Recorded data
-----
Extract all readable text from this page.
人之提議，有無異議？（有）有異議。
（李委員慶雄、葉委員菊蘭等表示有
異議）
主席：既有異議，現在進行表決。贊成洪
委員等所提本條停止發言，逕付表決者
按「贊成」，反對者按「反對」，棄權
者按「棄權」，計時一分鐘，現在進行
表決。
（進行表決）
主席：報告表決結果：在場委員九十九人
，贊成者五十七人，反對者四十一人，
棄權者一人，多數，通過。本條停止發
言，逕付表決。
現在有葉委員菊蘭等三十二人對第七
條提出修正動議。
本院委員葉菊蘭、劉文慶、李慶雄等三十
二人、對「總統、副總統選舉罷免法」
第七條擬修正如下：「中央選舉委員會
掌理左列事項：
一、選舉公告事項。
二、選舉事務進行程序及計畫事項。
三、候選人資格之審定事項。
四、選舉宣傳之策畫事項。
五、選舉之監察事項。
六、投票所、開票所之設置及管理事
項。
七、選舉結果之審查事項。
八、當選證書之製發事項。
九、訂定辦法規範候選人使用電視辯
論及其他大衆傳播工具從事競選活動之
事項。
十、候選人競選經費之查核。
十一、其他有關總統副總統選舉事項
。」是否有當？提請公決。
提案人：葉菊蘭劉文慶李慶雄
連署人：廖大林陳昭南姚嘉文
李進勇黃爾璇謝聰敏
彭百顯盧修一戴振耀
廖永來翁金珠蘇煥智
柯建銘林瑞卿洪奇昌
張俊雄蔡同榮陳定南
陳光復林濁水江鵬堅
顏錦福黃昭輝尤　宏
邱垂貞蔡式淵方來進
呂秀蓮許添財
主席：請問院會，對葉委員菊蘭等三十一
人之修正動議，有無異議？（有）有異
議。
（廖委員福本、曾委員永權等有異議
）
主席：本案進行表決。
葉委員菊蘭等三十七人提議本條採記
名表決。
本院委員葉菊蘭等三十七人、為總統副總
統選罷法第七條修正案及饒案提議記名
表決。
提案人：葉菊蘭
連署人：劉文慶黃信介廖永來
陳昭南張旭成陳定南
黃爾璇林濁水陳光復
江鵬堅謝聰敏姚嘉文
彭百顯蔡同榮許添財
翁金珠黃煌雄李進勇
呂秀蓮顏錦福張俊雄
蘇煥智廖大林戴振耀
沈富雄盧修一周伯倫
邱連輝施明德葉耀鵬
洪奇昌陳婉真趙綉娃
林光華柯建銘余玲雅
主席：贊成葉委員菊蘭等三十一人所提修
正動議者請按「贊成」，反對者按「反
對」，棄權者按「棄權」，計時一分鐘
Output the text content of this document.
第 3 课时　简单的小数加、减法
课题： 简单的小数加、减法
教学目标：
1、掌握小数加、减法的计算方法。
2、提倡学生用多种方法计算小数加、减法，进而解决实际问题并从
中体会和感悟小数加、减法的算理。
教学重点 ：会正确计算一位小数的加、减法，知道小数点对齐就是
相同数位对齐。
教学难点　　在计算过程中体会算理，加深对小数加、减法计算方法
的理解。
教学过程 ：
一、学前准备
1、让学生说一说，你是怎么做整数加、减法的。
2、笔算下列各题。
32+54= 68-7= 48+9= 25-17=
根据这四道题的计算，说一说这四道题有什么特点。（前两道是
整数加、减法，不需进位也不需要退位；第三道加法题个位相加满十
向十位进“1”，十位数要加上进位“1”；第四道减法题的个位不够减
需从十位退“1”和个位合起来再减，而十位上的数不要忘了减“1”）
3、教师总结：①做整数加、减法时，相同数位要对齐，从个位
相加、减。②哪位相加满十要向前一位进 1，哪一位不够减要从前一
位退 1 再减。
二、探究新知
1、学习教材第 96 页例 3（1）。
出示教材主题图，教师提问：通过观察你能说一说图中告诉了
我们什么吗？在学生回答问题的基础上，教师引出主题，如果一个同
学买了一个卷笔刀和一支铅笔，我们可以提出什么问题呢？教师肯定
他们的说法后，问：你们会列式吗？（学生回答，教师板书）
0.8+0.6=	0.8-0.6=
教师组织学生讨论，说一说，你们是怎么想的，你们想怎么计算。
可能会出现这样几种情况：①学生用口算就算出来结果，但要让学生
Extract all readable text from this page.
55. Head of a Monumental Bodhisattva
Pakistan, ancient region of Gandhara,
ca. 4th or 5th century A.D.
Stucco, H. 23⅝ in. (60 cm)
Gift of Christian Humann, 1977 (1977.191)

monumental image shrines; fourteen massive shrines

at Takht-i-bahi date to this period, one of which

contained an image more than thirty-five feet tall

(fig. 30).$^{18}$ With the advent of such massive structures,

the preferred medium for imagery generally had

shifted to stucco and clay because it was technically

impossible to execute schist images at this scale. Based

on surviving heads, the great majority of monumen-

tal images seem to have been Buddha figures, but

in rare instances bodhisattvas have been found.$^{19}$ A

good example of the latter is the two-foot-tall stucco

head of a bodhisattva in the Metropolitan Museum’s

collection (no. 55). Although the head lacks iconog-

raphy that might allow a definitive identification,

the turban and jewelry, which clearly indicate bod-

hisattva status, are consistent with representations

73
-----
GIVEN INSTRUCTION:
Using the exact wording, write out all of the records.

WRITTEN RESPONSE:
Extract all readable text from this page.
人之提議，有無異議？（有）有異議。
（李委員慶雄、葉委員菊蘭等表示有
異議）
主席：既有異議，現在進行表決。贊成洪
委員等所提本條停止發言，逕付表決者
按「贊成」，反對者按「反對」，棄權
者按「棄權」，計時一分鐘，現在進行
表決。
（進行表決）
主席：報告表決結果：在場委員九十九人
，贊成者五十七人，反對者四十一人，
棄權者一人，多數，通過。本條停止發
言，逕付表決。
現在有葉委員菊蘭等三十二人對第七
條提出修正動議。
本院委員葉菊蘭、劉文慶、李慶雄等三十
二人、對「總統、副總統選舉罷免法」
第七條擬修正如下：「中央選舉委員會
掌理左列事項：
一、選舉公告事項。
二、選舉事務進行程序及計畫事項。
三、候選人資格之審定事項。
四、選舉宣傳之策畫事項。
五、選舉之監察事項。
六、投票所、開票所之設置及管理事
項。
七、選舉結果之審查事項。
八、當選證書之製發事項。
九、訂定辦法規範候選人使用電視辯
論及其他大衆傳播工具從事競選活動之
事項。
十、候選人競選經費之查核。
十一、其他有關總統副總統選舉事項
。」是否有當？提請公決。
提案人：葉菊蘭劉文慶李慶雄
連署人：廖大林陳昭南姚嘉文
李進勇黃爾璇謝聰敏
彭百顯盧修一戴振耀
廖永來翁金珠蘇煥智
柯建銘林瑞卿洪奇昌
張俊雄蔡同榮陳定南
陳光復林濁水江鵬堅
顏錦福黃昭輝尤　宏
邱垂貞蔡式淵方來進
呂秀蓮許添財
主席：請問院會，對葉委員菊蘭等三十一
人之修正動議，有無異議？（有）有異
議。
（廖委員福本、曾委員永權等有異議
）
主席：本案進行表決。
葉委員菊蘭等三十七人提議本條採記
名表決。
本院委員葉菊蘭等三十七人、為總統副總
統選罷法第七條修正案及饒案提議記名
表決。
提案人：葉菊蘭
連署人：劉文慶黃信介廖永來
陳昭南張旭成陳定南
黃爾璇林濁水陳光復
江鵬堅謝聰敏姚嘉文
彭百顯蔡同榮許添財
翁金珠黃煌雄李進勇
呂秀蓮顏錦福張俊雄
蘇煥智廖大林戴振耀
沈富雄盧修一周伯倫
邱連輝施明德葉耀鵬
洪奇昌陳婉真趙綉娃
林光華柯建銘余玲雅
主席：贊成葉委員菊蘭等三十一人所提修
正動議者請按「贊成」，反對者按「反
對」，棄權者按「棄權」，計時一分鐘
Output the text content of this document.
第 3 课时　简单的小数加、减法
课题： 简单的小数加、减法
教学目标：
1、掌握小数加、减法的计算方法。
2、提倡学生用多种方法计算小数加、减法，进而解决实际问题并从
中体会和感悟小数加、减法的算理。
教学重点 ：会正确计算一位小数的加、减法，知道小数点对齐就是
相同数位对齐。
教学难点　　在计算过程中体会算理，加深对小数加、减法计算方法
的理解。
教学过程 ：
一、学前准备
1、让学生说一说，你是怎么做整数加、减法的。
2、笔算下列各题。
32+54= 68-7= 48+9= 25-17=
根据这四道题的计算，说一说这四道题有什么特点。（前两道是
整数加、减法，不需进位也不需要退位；第三道加法题个位相加满十
向十位进“1”，十位数要加上进位“1”；第四道减法题的个位不够减
需从十位退“1”和个位合起来再减，而十位上的数不要忘了减“1”）
3、教师总结：①做整数加、减法时，相同数位要对齐，从个位
相加、减。②哪位相加满十要向前一位进 1，哪一位不够减要从前一
位退 1 再减。
二、探究新知
1、学习教材第 96 页例 3（1）。
出示教材主题图，教师提问：通过观察你能说一说图中告诉了
我们什么吗？在学生回答问题的基础上，教师引出主题，如果一个同
学买了一个卷笔刀和一支铅笔，我们可以提出什么问题呢？教师肯定
他们的说法后，问：你们会列式吗？（学生回答，教师板书）
0.8+0.6=	0.8-0.6=
教师组织学生讨论，说一说，你们是怎么想的，你们想怎么计算。
可能会出现这样几种情况：①学生用口算就算出来结果，但要让学生
Extract all readable text from this page.
55. Head of a Monumental Bodhisattva
Pakistan, ancient region of Gandhara,
ca. 4th or 5th century A.D.
Stucco, H. 23⅝ in. (60 cm)
Gift of Christian Humann, 1977 (1977.191)

monumental image shrines; fourteen massive shrines

at Takht-i-bahi date to this period, one of which

contained an image more than thirty-five feet tall

(fig. 30).$^{18}$ With the advent of such massive structures,

the preferred medium for imagery generally had

shifted to stucco and clay because it was technically

impossible to execute schist images at this scale. Based

on surviving heads, the great majority of monumen-

tal images seem to have been Buddha figures, but

in rare instances bodhisattvas have been found.$^{19}$ A

good example of the latter is the two-foot-tall stucco

head of a bodhisattva in the Metropolitan Museum’s

collection (no. 55). Although the head lacks iconog-

raphy that might allow a definitive identification,

the turban and jewelry, which clearly indicate bod-

hisattva status, are consistent with representations

73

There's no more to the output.